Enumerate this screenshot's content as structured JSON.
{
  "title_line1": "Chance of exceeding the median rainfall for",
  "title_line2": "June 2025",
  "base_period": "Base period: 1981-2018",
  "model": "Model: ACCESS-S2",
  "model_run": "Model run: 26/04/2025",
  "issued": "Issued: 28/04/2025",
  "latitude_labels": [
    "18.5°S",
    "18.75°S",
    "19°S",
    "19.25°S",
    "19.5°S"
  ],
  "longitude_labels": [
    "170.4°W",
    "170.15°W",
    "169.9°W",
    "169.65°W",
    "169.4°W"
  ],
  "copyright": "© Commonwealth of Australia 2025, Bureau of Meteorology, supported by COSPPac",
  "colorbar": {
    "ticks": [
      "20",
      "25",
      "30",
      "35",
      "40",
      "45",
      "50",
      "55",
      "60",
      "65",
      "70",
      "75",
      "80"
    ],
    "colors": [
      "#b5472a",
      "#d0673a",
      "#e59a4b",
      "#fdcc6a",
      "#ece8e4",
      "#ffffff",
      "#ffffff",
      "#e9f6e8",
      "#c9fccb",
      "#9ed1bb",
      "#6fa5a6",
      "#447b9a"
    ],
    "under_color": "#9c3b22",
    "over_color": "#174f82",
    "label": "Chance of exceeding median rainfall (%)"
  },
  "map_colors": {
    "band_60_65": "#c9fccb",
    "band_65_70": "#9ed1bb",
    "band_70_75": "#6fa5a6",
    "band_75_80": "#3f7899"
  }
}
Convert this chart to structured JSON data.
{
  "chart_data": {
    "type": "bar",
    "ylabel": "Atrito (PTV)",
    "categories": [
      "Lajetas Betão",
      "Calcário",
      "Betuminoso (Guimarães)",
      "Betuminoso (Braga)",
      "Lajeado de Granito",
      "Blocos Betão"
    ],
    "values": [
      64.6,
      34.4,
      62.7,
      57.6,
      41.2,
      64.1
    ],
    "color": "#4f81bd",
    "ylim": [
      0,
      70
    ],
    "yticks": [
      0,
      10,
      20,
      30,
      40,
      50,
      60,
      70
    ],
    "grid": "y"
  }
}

____________________

Give back, unchanged, every line from the one with "Convert this chart to structured JSON data." to the end of the entries above.

§ Finished exercise:
Convert this chart to structured JSON data.
{
  "chart_data": {
    "type": "bar",
    "ylabel": "Atrito (PTV)",
    "categories": [
      "Lajetas Betão",
      "Calcário",
      "Betuminoso (Guimarães)",
      "Betuminoso (Braga)",
      "Lajeado de Granito",
      "Blocos Betão"
    ],
    "values": [
      64.6,
      34.4,
      62.7,
      57.6,
      41.2,
      64.1
    ],
    "color": "#4f81bd",
    "ylim": [
      0,
      70
    ],
    "yticks": [
      0,
      10,
      20,
      30,
      40,
      50,
      60,
      70
    ],
    "grid": "y"
  }
}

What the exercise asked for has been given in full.